(Items listed in a dataset)
-- Start --

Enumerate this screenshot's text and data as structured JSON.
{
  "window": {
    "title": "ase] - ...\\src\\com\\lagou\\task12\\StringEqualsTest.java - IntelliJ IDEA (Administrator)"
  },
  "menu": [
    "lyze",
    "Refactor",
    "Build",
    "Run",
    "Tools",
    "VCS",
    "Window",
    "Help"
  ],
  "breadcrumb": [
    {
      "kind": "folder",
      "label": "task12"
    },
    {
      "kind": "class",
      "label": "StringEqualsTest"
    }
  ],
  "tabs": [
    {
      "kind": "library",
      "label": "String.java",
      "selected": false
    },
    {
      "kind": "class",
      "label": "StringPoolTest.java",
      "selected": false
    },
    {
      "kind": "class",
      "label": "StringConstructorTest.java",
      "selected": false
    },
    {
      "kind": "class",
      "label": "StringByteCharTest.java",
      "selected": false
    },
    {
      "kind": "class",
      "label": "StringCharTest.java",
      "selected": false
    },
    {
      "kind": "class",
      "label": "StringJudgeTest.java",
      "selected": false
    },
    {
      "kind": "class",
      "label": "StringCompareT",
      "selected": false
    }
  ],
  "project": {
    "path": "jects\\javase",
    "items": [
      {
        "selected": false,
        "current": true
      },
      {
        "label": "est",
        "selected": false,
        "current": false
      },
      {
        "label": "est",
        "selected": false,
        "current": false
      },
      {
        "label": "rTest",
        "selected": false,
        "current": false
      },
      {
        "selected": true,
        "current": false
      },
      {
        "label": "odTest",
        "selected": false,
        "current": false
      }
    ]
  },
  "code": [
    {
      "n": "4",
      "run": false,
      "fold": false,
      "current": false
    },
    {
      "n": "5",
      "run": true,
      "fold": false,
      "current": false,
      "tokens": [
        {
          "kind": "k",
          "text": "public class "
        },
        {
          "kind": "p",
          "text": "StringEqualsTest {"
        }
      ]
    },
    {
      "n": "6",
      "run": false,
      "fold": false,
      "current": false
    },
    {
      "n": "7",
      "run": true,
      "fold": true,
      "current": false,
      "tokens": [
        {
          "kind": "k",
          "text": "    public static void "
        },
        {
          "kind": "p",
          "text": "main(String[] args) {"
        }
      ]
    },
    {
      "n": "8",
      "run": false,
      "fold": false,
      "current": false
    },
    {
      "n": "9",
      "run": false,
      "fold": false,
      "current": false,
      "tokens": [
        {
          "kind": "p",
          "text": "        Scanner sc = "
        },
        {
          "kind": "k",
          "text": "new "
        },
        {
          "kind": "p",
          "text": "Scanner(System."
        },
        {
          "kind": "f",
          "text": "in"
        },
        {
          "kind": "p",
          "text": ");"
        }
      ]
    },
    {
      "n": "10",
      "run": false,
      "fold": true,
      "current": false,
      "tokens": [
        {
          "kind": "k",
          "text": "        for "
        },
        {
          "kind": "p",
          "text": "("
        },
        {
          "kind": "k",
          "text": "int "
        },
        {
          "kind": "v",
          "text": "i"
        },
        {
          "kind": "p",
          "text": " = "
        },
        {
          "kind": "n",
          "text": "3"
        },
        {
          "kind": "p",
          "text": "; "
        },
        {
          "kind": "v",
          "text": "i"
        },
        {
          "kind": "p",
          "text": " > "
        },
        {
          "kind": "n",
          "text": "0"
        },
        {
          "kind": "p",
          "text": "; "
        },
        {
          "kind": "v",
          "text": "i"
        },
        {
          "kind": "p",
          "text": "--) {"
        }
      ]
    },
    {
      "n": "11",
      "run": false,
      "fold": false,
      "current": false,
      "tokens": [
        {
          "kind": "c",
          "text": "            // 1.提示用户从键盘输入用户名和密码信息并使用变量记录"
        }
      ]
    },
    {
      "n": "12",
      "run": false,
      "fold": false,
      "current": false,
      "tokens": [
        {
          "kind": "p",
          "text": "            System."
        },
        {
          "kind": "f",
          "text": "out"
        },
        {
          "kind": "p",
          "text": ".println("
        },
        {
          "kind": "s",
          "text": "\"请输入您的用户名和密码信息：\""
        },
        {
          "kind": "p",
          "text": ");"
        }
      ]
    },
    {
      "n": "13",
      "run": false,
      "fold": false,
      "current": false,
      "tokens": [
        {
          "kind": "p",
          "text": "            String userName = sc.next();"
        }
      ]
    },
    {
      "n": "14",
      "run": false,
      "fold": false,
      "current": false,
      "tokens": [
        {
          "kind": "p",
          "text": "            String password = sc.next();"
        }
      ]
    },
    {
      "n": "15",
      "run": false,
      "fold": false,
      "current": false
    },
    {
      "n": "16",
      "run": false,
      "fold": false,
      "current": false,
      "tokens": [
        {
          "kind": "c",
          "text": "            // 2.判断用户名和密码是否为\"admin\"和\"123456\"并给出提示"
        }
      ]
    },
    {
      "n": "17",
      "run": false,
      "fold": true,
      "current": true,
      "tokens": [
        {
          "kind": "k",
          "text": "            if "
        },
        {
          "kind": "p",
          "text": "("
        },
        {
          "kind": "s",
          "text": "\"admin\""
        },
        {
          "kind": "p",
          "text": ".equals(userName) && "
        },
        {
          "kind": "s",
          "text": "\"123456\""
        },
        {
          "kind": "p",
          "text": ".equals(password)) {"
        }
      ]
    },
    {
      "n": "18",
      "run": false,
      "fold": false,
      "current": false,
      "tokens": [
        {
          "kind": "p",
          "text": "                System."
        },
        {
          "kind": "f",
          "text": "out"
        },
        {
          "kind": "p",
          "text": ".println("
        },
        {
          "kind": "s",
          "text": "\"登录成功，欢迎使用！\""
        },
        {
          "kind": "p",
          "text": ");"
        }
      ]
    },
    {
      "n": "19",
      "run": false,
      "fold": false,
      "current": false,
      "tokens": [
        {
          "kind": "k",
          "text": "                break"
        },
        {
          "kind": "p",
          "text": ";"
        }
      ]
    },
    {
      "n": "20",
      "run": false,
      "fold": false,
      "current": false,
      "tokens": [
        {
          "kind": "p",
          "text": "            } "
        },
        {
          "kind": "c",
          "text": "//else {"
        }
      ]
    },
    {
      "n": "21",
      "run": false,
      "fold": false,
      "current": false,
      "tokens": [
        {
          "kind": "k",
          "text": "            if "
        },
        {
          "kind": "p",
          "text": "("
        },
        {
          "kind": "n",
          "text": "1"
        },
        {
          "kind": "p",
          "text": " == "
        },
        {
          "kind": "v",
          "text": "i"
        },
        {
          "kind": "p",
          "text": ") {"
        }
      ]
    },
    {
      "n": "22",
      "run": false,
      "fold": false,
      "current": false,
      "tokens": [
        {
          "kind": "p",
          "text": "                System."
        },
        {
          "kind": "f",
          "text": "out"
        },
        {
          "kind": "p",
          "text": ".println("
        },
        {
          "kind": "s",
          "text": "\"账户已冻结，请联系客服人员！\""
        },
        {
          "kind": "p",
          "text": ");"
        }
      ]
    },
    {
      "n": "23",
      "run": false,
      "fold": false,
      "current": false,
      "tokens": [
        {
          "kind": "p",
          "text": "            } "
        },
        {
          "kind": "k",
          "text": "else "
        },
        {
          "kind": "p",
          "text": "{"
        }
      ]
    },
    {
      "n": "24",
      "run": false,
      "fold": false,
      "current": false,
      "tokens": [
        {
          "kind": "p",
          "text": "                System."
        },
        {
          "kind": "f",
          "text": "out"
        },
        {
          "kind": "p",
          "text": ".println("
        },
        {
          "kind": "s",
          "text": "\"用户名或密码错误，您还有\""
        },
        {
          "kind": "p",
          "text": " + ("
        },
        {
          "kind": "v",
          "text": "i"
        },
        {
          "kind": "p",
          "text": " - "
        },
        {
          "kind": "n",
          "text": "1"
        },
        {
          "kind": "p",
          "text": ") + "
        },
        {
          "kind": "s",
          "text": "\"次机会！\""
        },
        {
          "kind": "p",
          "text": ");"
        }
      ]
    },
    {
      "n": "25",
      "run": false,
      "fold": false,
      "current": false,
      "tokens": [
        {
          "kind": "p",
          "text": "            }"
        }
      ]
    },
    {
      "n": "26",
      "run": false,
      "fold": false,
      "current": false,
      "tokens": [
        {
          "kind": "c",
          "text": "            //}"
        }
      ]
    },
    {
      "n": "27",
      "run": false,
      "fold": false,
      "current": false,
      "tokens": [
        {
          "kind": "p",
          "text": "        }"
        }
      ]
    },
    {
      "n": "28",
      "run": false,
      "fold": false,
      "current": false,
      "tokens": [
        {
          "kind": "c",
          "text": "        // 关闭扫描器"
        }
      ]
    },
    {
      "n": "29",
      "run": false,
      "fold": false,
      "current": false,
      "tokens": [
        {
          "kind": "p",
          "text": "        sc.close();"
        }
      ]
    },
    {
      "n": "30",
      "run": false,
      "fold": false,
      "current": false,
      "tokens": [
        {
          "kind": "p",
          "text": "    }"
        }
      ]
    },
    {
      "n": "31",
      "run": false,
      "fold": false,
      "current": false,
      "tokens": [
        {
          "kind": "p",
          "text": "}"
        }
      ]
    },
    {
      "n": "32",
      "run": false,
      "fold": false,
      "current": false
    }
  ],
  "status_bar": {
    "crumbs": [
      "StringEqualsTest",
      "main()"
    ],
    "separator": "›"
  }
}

-- End --

# [What the task asks]
Provide only the number of lines in the entries that hold the word "Scanner".

# [The response]
2